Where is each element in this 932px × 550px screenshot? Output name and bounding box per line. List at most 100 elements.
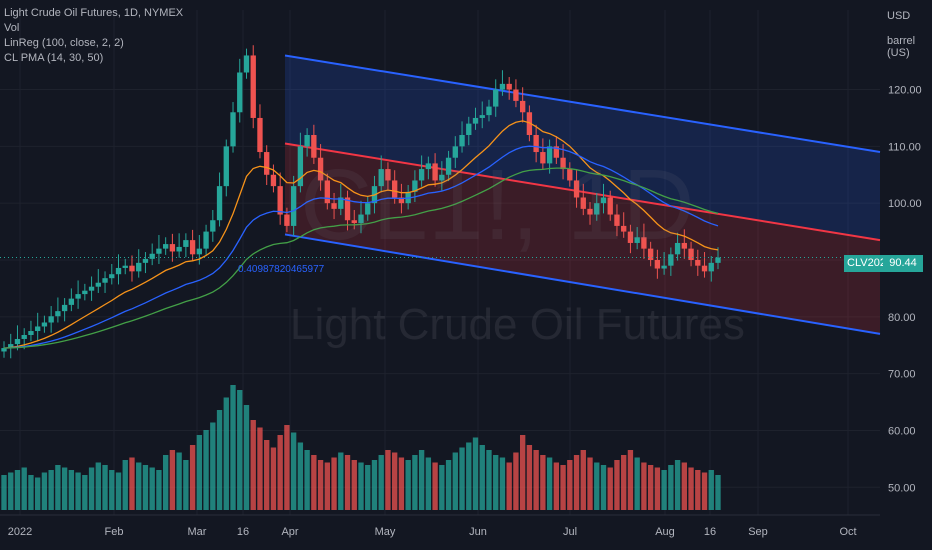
volume-bar — [594, 462, 600, 510]
volume-bar — [499, 457, 506, 510]
legend-symbol[interactable]: Light Crude Oil Futures, 1D, NYMEX — [4, 7, 184, 19]
candle-body — [284, 214, 290, 226]
time-axis[interactable]: 2022 Feb Mar 16 Apr May Jun Jul Aug 16 Sep Oct — [0, 514, 880, 538]
candle-body — [621, 225, 627, 232]
candle-body — [600, 197, 607, 204]
y-tick-label: 70.00 — [888, 369, 916, 381]
candle-body — [156, 248, 162, 254]
volume-bar — [68, 470, 75, 510]
volume-bar — [452, 452, 458, 510]
candle-body — [654, 260, 661, 269]
volume-bar — [546, 457, 553, 510]
volume-bar — [75, 472, 81, 510]
volume-bar — [14, 470, 21, 510]
price-axis[interactable]: 120.00110.00100.0090.0080.0070.0060.0050… — [888, 85, 922, 495]
x-tick-label: Feb — [105, 526, 124, 538]
volume-bar — [600, 465, 607, 510]
volume-bar — [533, 450, 539, 510]
volume-bar — [1, 475, 7, 510]
candle-body — [48, 316, 54, 323]
volume-bar — [459, 447, 465, 510]
candle-body — [162, 244, 169, 249]
volume-bar — [614, 460, 620, 510]
volume-bar — [486, 450, 492, 510]
y-tick-label: 60.00 — [888, 425, 916, 437]
volume-bar — [216, 410, 223, 510]
candle-body — [614, 214, 620, 226]
volume-bar — [641, 462, 647, 510]
candle-body — [317, 157, 324, 181]
x-tick-label: 2022 — [8, 526, 32, 538]
legend-linreg[interactable]: LinReg (100, close, 2, 2) — [4, 37, 124, 49]
volume-bar — [715, 475, 721, 510]
candle-body — [641, 237, 647, 249]
volume-bar — [425, 457, 432, 510]
candle-body — [472, 117, 479, 124]
candle-body — [149, 253, 155, 259]
volume-bar — [210, 422, 216, 510]
legend-vol[interactable]: Vol — [4, 22, 20, 34]
x-tick-label: May — [375, 526, 396, 538]
channel-upper-fill — [285, 55, 880, 241]
candle-body — [432, 163, 438, 181]
x-tick-label: Jun — [469, 526, 487, 538]
candle-body — [338, 197, 344, 209]
volume-bar — [88, 467, 95, 510]
candle-body — [95, 282, 101, 287]
y-tick-label: 50.00 — [888, 482, 916, 494]
volume-bar — [203, 430, 209, 510]
legend-pma[interactable]: CL PMA (14, 30, 50) — [4, 52, 104, 64]
x-tick-label: Aug — [655, 526, 675, 538]
volume-bar — [277, 435, 283, 510]
linreg-correlation-label: 0.40987820465977 — [238, 264, 325, 275]
last-price-badge: 90.44 — [883, 255, 923, 272]
volume-bar — [567, 460, 573, 510]
unit-label: barrel (US) — [887, 35, 916, 59]
volume-bar — [445, 460, 452, 510]
volume-bar — [526, 445, 533, 510]
candle-body — [392, 180, 398, 198]
candle-body — [216, 186, 223, 221]
volume-bar — [176, 452, 182, 510]
volume-bar — [250, 420, 256, 510]
candle-body — [553, 146, 560, 158]
candle-body — [398, 197, 405, 204]
candle-body — [14, 338, 21, 345]
candle-body — [486, 106, 492, 116]
volume-bar — [674, 460, 681, 510]
volume-bar — [701, 472, 708, 510]
y-tick-label: 120.00 — [888, 85, 922, 97]
volume-bar — [304, 450, 310, 510]
candle-body — [41, 322, 48, 327]
volume-bar — [230, 385, 236, 510]
candle-body — [223, 146, 229, 187]
candle-body — [715, 257, 721, 263]
candle-body — [452, 146, 458, 158]
watermark-name: Light Crude Oil Futures — [290, 300, 745, 349]
volume-bar — [243, 405, 250, 510]
volume-bar — [621, 455, 627, 510]
candle-body — [331, 203, 337, 209]
volume-bar — [607, 467, 613, 510]
candle-body — [385, 169, 391, 181]
candle-body — [88, 286, 95, 291]
candle-body — [344, 197, 351, 221]
candle-body — [28, 331, 34, 335]
volume-bar — [580, 450, 586, 510]
candle-body — [68, 298, 75, 305]
candle-body — [230, 112, 236, 147]
candle-body — [189, 240, 196, 255]
candle-body — [695, 260, 701, 266]
candle-body — [297, 146, 304, 187]
volume-bar — [418, 450, 425, 510]
volume-bar — [109, 470, 115, 510]
volume-bar — [324, 462, 330, 510]
candle-body — [136, 262, 142, 272]
legend: Light Crude Oil Futures, 1D, NYMEX Vol L… — [4, 6, 183, 66]
volume-bar — [344, 455, 351, 510]
volume-bar — [169, 450, 176, 510]
grid-lines — [0, 10, 880, 515]
volume-bar — [149, 467, 155, 510]
watermark-symbol: CL1!, 1D — [300, 149, 695, 261]
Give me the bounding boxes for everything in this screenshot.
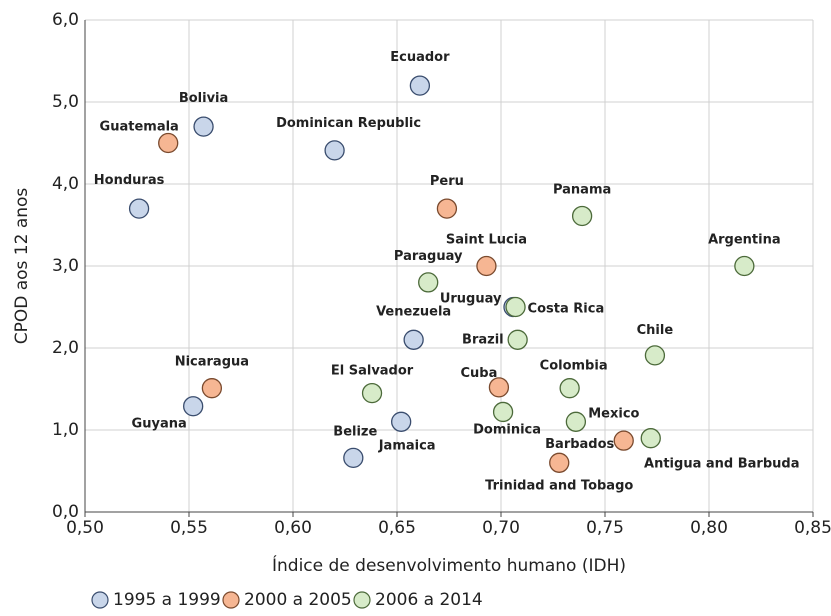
x-tick-label: 0,65 <box>378 518 416 538</box>
point <box>324 140 345 161</box>
x-tick-label: 0,50 <box>66 518 104 538</box>
point-label: Uruguay <box>440 292 502 307</box>
y-tick-label: 1,0 <box>52 420 79 440</box>
point-label: Colombia <box>540 359 608 374</box>
point <box>492 401 514 423</box>
point <box>505 296 526 318</box>
y-tick-label: 5,0 <box>52 92 79 112</box>
legend-label: 2006 a 2014 <box>375 590 483 610</box>
point <box>559 378 580 399</box>
point <box>549 452 570 473</box>
point <box>391 411 412 432</box>
legend-marker <box>91 591 109 609</box>
point-label: Venezuela <box>376 304 451 319</box>
point <box>644 345 666 366</box>
point <box>418 272 439 293</box>
y-tick-label: 4,0 <box>52 174 79 194</box>
x-tick-label: 0,85 <box>794 518 831 538</box>
point-label: Brazil <box>462 332 504 347</box>
legend-marker <box>222 591 240 609</box>
point <box>436 198 458 219</box>
point <box>613 430 634 451</box>
x-tick-label: 0,80 <box>690 518 728 538</box>
x-tick-label: 0,70 <box>482 518 520 538</box>
y-tick-label: 2,0 <box>52 338 79 358</box>
x-tick-label: 0,75 <box>586 518 624 538</box>
point-label: Barbados <box>545 437 614 452</box>
point <box>343 447 364 469</box>
point-label: Costa Rica <box>528 302 605 317</box>
x-tick-label: 0,60 <box>274 518 312 538</box>
point <box>403 329 424 350</box>
point <box>507 329 528 350</box>
point <box>734 255 755 277</box>
point-label: Guyana <box>132 417 187 432</box>
point <box>158 132 179 154</box>
point <box>476 255 497 277</box>
point <box>571 205 593 227</box>
point-label: Jamaica <box>378 438 436 453</box>
point <box>128 198 150 219</box>
point-label: Honduras <box>94 173 165 188</box>
point-label: Panama <box>553 182 611 197</box>
point <box>193 116 214 137</box>
point-label: Argentina <box>708 233 781 248</box>
point-label: Bolivia <box>179 91 228 106</box>
legend-label: 2000 a 2005 <box>244 590 352 610</box>
point-label: Peru <box>430 174 464 189</box>
x-axis-label: Índice de desenvolvimento humano (IDH) <box>272 554 626 576</box>
point-label: Dominica <box>473 422 541 437</box>
point <box>409 75 431 96</box>
point-label: Paraguay <box>394 249 463 264</box>
point <box>361 382 383 404</box>
point <box>488 377 510 398</box>
y-tick-label: 6,0 <box>52 10 79 30</box>
y-axis-label: CPOD aos 12 anos <box>12 188 32 345</box>
point-label: Antigua and Barbuda <box>644 457 799 472</box>
legend-marker <box>353 591 371 609</box>
point-label: Chile <box>637 323 674 338</box>
point <box>183 396 204 417</box>
point <box>201 378 223 399</box>
point-label: Nicaragua <box>175 355 249 370</box>
point <box>565 411 587 432</box>
point-label: Saint Lucia <box>446 233 527 248</box>
point-label: Trinidad and Tobago <box>485 478 633 493</box>
point-label: Guatemala <box>100 120 179 135</box>
x-tick-label: 0,55 <box>170 518 208 538</box>
point-label: Ecuador <box>390 50 450 65</box>
point-label: Dominican Republic <box>276 116 421 131</box>
point-label: Belize <box>333 424 377 439</box>
legend-label: 1995 a 1999 <box>113 590 221 610</box>
point <box>640 428 661 449</box>
y-tick-label: 3,0 <box>52 256 79 276</box>
point-label: El Salvador <box>331 364 414 379</box>
y-tick-label: 0,0 <box>52 502 79 522</box>
point-label: Mexico <box>588 406 639 421</box>
point-label: Cuba <box>460 366 497 381</box>
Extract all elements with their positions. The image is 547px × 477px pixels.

☆ ☆ ☆ ☆

WHAT THE EXERCISE ASKS: Can you return the entries above, unchanged, from the line with "volume-bar — [594, 462, 600, 510]" up to and including the line with "volume-bar — [567, 460, 573, 510]"?

FINAL RESULT:
volume-bar — [594, 462, 600, 510]
volume-bar — [499, 457, 506, 510]
legend-symbol[interactable]: Light Crude Oil Futures, 1D, NYMEX — [4, 7, 184, 19]
candle-body — [284, 214, 290, 226]
time-axis[interactable]: 2022 Feb Mar 16 Apr May Jun Jul Aug 16 Sep Oct — [0, 514, 880, 538]
candle-body — [621, 225, 627, 232]
candle-body — [600, 197, 607, 204]
y-tick-label: 70.00 — [888, 369, 916, 381]
candle-body — [156, 248, 162, 254]
volume-bar — [68, 470, 75, 510]
volume-bar — [452, 452, 458, 510]
candle-body — [654, 260, 661, 269]
volume-bar — [546, 457, 553, 510]
volume-bar — [75, 472, 81, 510]
volume-bar — [14, 470, 21, 510]
price-axis[interactable]: 120.00110.00100.0090.0080.0070.0060.0050… — [888, 85, 922, 495]
x-tick-label: Feb — [105, 526, 124, 538]
volume-bar — [600, 465, 607, 510]
volume-bar — [533, 450, 539, 510]
volume-bar — [1, 475, 7, 510]
candle-body — [48, 316, 54, 323]
volume-bar — [459, 447, 465, 510]
candle-body — [162, 244, 169, 249]
volume-bar — [614, 460, 620, 510]
volume-bar — [486, 450, 492, 510]
y-tick-label: 60.00 — [888, 425, 916, 437]
volume-bar — [216, 410, 223, 510]
candle-body — [614, 214, 620, 226]
volume-bar — [641, 462, 647, 510]
candle-body — [317, 157, 324, 181]
x-tick-label: 2022 — [8, 526, 32, 538]
legend-linreg[interactable]: LinReg (100, close, 2, 2) — [4, 37, 124, 49]
volume-bar — [715, 475, 721, 510]
candle-body — [641, 237, 647, 249]
volume-bar — [425, 457, 432, 510]
candle-body — [472, 117, 479, 124]
candle-body — [149, 253, 155, 259]
volume-bar — [210, 422, 216, 510]
legend-vol[interactable]: Vol — [4, 22, 20, 34]
x-tick-label: May — [375, 526, 396, 538]
channel-upper-fill — [285, 55, 880, 241]
candle-body — [432, 163, 438, 181]
x-tick-label: Jun — [469, 526, 487, 538]
candle-body — [338, 197, 344, 209]
volume-bar — [88, 467, 95, 510]
candle-body — [95, 282, 101, 287]
y-tick-label: 50.00 — [888, 482, 916, 494]
volume-bar — [203, 430, 209, 510]
legend-pma[interactable]: CL PMA (14, 30, 50) — [4, 52, 104, 64]
x-tick-label: Aug — [655, 526, 675, 538]
volume-bar — [277, 435, 283, 510]
linreg-correlation-label: 0.40987820465977 — [238, 264, 325, 275]
last-price-badge: 90.44 — [883, 255, 923, 272]
volume-bar — [567, 460, 573, 510]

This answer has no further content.